▸ **WHAT IS ASKED**: Print, exactly and completely, every entry in the data.

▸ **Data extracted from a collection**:
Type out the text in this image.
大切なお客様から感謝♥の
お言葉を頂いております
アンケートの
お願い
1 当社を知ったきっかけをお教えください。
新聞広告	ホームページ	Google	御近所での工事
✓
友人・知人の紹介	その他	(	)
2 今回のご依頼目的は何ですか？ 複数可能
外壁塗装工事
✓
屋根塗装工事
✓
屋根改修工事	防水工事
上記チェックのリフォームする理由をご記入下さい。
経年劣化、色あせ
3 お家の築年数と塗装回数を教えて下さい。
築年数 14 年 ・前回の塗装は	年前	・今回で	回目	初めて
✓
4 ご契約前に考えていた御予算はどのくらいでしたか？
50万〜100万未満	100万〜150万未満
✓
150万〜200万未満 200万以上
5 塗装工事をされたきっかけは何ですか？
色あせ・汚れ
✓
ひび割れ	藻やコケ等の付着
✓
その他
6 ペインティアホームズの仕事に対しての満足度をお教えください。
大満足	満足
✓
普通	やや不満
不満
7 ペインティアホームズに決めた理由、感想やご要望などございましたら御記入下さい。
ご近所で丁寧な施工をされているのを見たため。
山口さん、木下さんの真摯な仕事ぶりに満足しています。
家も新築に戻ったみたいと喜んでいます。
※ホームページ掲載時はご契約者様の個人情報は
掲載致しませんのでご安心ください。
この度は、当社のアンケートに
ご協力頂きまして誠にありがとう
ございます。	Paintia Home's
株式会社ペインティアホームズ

▸ **COMPLETED EXERCISE**:
Type out the text in this image.
大切なお客様から感謝♥の
お言葉を頂いております
アンケートの
お願い
1 当社を知ったきっかけをお教えください。
新聞広告	ホームページ	Google	御近所での工事
✓
友人・知人の紹介	その他	(	)
2 今回のご依頼目的は何ですか？ 複数可能
外壁塗装工事
✓
屋根塗装工事
✓
屋根改修工事	防水工事
上記チェックのリフォームする理由をご記入下さい。
経年劣化、色あせ
3 お家の築年数と塗装回数を教えて下さい。
築年数 14 年 ・前回の塗装は	年前	・今回で	回目	初めて
✓
4 ご契約前に考えていた御予算はどのくらいでしたか？
50万〜100万未満	100万〜150万未満
✓
150万〜200万未満 200万以上
5 塗装工事をされたきっかけは何ですか？
色あせ・汚れ
✓
ひび割れ	藻やコケ等の付着
✓
その他
6 ペインティアホームズの仕事に対しての満足度をお教えください。
大満足	満足
✓
普通	やや不満
不満
7 ペインティアホームズに決めた理由、感想やご要望などございましたら御記入下さい。
ご近所で丁寧な施工をされているのを見たため。
山口さん、木下さんの真摯な仕事ぶりに満足しています。
家も新築に戻ったみたいと喜んでいます。
※ホームページ掲載時はご契約者様の個人情報は
掲載致しませんのでご安心ください。
この度は、当社のアンケートに
ご協力頂きまして誠にありがとう
ございます。	Paintia Home's
株式会社ペインティアホームズ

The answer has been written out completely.